▶ Instructions to follow: Write out the records beneath this line exactly as they appear, minus any images.

▶ Extracted entries:
⟨
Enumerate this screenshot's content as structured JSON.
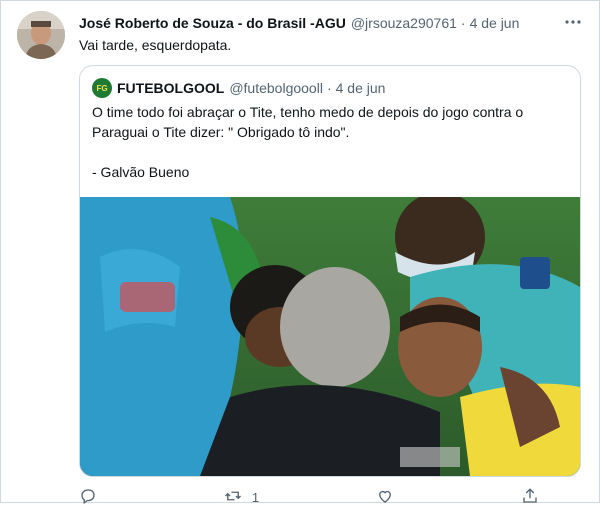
{
  "tweet": {
    "author_name": "José Roberto de Souza - do Brasil -AGU",
    "author_handle": "@jrsouza290761",
    "separator": "·",
    "time": "4 de jun",
    "text": "Vai tarde, esquerdopata.",
    "more_icon": "more-horizontal-icon"
  },
  "quote": {
    "avatar_text": "FG",
    "author_name": "FUTEBOLGOOL",
    "author_handle": "@futebolgoooll",
    "separator": "·",
    "time": "4 de jun",
    "text_line1": "O time todo foi abraçar o Tite, tenho medo de depois do jogo contra o Paraguai o Tite dizer:  \" Obrigado tô indo\".",
    "text_line2": "- Galvão Bueno",
    "media": "photo"
  },
  "actions": [
    {
      "icon": "reply-icon",
      "count": ""
    },
    {
      "icon": "retweet-icon",
      "count": "1"
    },
    {
      "icon": "like-icon",
      "count": ""
    },
    {
      "icon": "share-icon",
      "count": ""
    }
  ],
  "colors": {
    "text": "#0f1419",
    "secondary": "#536471",
    "border": "#cfd9de"
  }
}
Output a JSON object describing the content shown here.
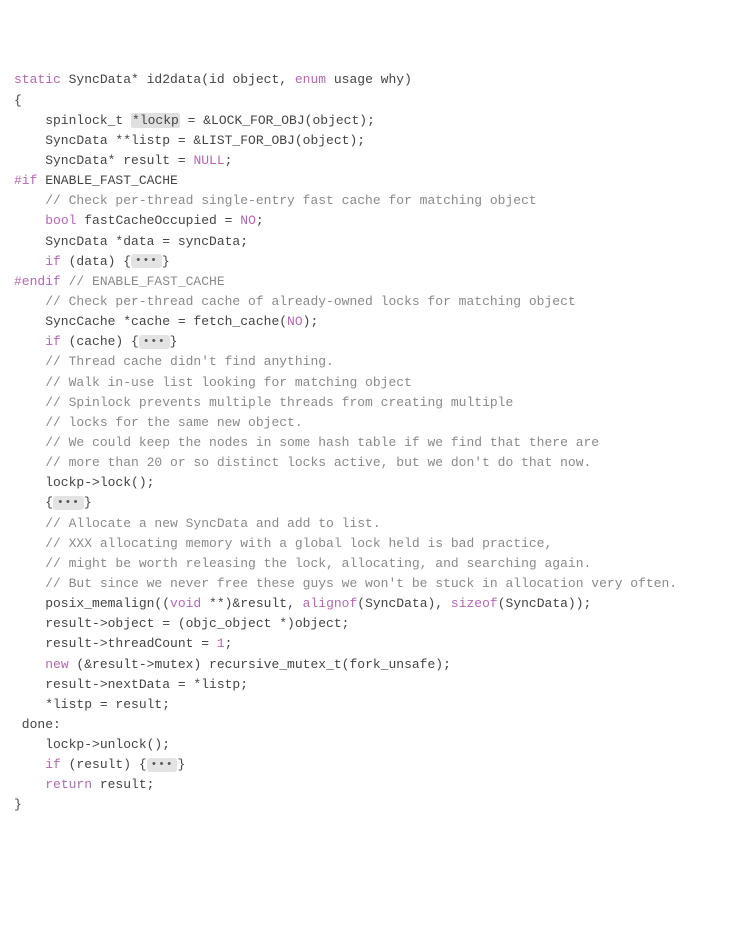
{
  "code": {
    "l1_static": "static",
    "l1_ret": " SyncData* id2data(id object, ",
    "l1_enum": "enum",
    "l1_rest": " usage why)",
    "l2": "{",
    "l3a": "    spinlock_t ",
    "l3hl": "*lockp",
    "l3b": " = &LOCK_FOR_OBJ(object);",
    "l4": "    SyncData **listp = &LIST_FOR_OBJ(object);",
    "l5a": "    SyncData* result = ",
    "l5b": "NULL",
    "l5c": ";",
    "l6": "",
    "l7a": "#if",
    "l7b": " ENABLE_FAST_CACHE",
    "l8": "    // Check per-thread single-entry fast cache for matching object",
    "l9a": "    ",
    "l9b": "bool",
    "l9c": " fastCacheOccupied = ",
    "l9d": "NO",
    "l9e": ";",
    "l10": "    SyncData *data = syncData;",
    "l11a": "    ",
    "l11b": "if",
    "l11c": " (data) {",
    "l11d": "}",
    "l12a": "#endif",
    "l12b": " // ENABLE_FAST_CACHE",
    "l13": "",
    "l14": "    // Check per-thread cache of already-owned locks for matching object",
    "l15a": "    SyncCache *cache = fetch_cache(",
    "l15b": "NO",
    "l15c": ");",
    "l16a": "    ",
    "l16b": "if",
    "l16c": " (cache) {",
    "l16d": "}",
    "l17": "",
    "l18": "    // Thread cache didn't find anything.",
    "l19": "    // Walk in-use list looking for matching object",
    "l20": "    // Spinlock prevents multiple threads from creating multiple",
    "l21": "    // locks for the same new object.",
    "l22": "    // We could keep the nodes in some hash table if we find that there are",
    "l23": "    // more than 20 or so distinct locks active, but we don't do that now.",
    "l24": "",
    "l25": "    lockp->lock();",
    "l26": "",
    "l27a": "    {",
    "l27b": "}",
    "l28": "",
    "l29": "    // Allocate a new SyncData and add to list.",
    "l30": "    // XXX allocating memory with a global lock held is bad practice,",
    "l31": "    // might be worth releasing the lock, allocating, and searching again.",
    "l32": "    // But since we never free these guys we won't be stuck in allocation very often.",
    "l33a": "    posix_memalign((",
    "l33b": "void",
    "l33c": " **)&result, ",
    "l33d": "alignof",
    "l33e": "(SyncData), ",
    "l33f": "sizeof",
    "l33g": "(SyncData));",
    "l34": "    result->object = (objc_object *)object;",
    "l35a": "    result->threadCount = ",
    "l35b": "1",
    "l35c": ";",
    "l36a": "    ",
    "l36b": "new",
    "l36c": " (&result->mutex) recursive_mutex_t(fork_unsafe);",
    "l37": "    result->nextData = *listp;",
    "l38": "    *listp = result;",
    "l39": "",
    "l40": " done:",
    "l41": "    lockp->unlock();",
    "l42a": "    ",
    "l42b": "if",
    "l42c": " (result) {",
    "l42d": "}",
    "l43": "",
    "l44a": "    ",
    "l44b": "return",
    "l44c": " result;",
    "l45": "}",
    "fold": "•••"
  }
}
⟩
▶ Exercise solution:
Enumerate this screenshot's content as structured JSON.
{
  "tweet": {
    "author_name": "José Roberto de Souza - do Brasil -AGU",
    "author_handle": "@jrsouza290761",
    "separator": "·",
    "time": "4 de jun",
    "text": "Vai tarde, esquerdopata.",
    "more_icon": "more-horizontal-icon"
  },
  "quote": {
    "avatar_text": "FG",
    "author_name": "FUTEBOLGOOL",
    "author_handle": "@futebolgoooll",
    "separator": "·",
    "time": "4 de jun",
    "text_line1": "O time todo foi abraçar o Tite, tenho medo de depois do jogo contra o Paraguai o Tite dizer:  \" Obrigado tô indo\".",
    "text_line2": "- Galvão Bueno",
    "media": "photo"
  },
  "actions": [
    {
      "icon": "reply-icon",
      "count": ""
    },
    {
      "icon": "retweet-icon",
      "count": "1"
    },
    {
      "icon": "like-icon",
      "count": ""
    },
    {
      "icon": "share-icon",
      "count": ""
    }
  ],
  "colors": {
    "text": "#0f1419",
    "secondary": "#536471",
    "border": "#cfd9de"
  }
}
Output a JSON object describing the content shown here.
{
  "code": {
    "l1_static": "static",
    "l1_ret": " SyncData* id2data(id object, ",
    "l1_enum": "enum",
    "l1_rest": " usage why)",
    "l2": "{",
    "l3a": "    spinlock_t ",
    "l3hl": "*lockp",
    "l3b": " = &LOCK_FOR_OBJ(object);",
    "l4": "    SyncData **listp = &LIST_FOR_OBJ(object);",
    "l5a": "    SyncData* result = ",
    "l5b": "NULL",
    "l5c": ";",
    "l6": "",
    "l7a": "#if",
    "l7b": " ENABLE_FAST_CACHE",
    "l8": "    // Check per-thread single-entry fast cache for matching object",
    "l9a": "    ",
    "l9b": "bool",
    "l9c": " fastCacheOccupied = ",
    "l9d": "NO",
    "l9e": ";",
    "l10": "    SyncData *data = syncData;",
    "l11a": "    ",
    "l11b": "if",
    "l11c": " (data) {",
    "l11d": "}",
    "l12a": "#endif",
    "l12b": " // ENABLE_FAST_CACHE",
    "l13": "",
    "l14": "    // Check per-thread cache of already-owned locks for matching object",
    "l15a": "    SyncCache *cache = fetch_cache(",
    "l15b": "NO",
    "l15c": ");",
    "l16a": "    ",
    "l16b": "if",
    "l16c": " (cache) {",
    "l16d": "}",
    "l17": "",
    "l18": "    // Thread cache didn't find anything.",
    "l19": "    // Walk in-use list looking for matching object",
    "l20": "    // Spinlock prevents multiple threads from creating multiple",
    "l21": "    // locks for the same new object.",
    "l22": "    // We could keep the nodes in some hash table if we find that there are",
    "l23": "    // more than 20 or so distinct locks active, but we don't do that now.",
    "l24": "",
    "l25": "    lockp->lock();",
    "l26": "",
    "l27a": "    {",
    "l27b": "}",
    "l28": "",
    "l29": "    // Allocate a new SyncData and add to list.",
    "l30": "    // XXX allocating memory with a global lock held is bad practice,",
    "l31": "    // might be worth releasing the lock, allocating, and searching again.",
    "l32": "    // But since we never free these guys we won't be stuck in allocation very often.",
    "l33a": "    posix_memalign((",
    "l33b": "void",
    "l33c": " **)&result, ",
    "l33d": "alignof",
    "l33e": "(SyncData), ",
    "l33f": "sizeof",
    "l33g": "(SyncData));",
    "l34": "    result->object = (objc_object *)object;",
    "l35a": "    result->threadCount = ",
    "l35b": "1",
    "l35c": ";",
    "l36a": "    ",
    "l36b": "new",
    "l36c": " (&result->mutex) recursive_mutex_t(fork_unsafe);",
    "l37": "    result->nextData = *listp;",
    "l38": "    *listp = result;",
    "l39": "",
    "l40": " done:",
    "l41": "    lockp->unlock();",
    "l42a": "    ",
    "l42b": "if",
    "l42c": " (result) {",
    "l42d": "}",
    "l43": "",
    "l44a": "    ",
    "l44b": "return",
    "l44c": " result;",
    "l45": "}",
    "fold": "•••"
  }
}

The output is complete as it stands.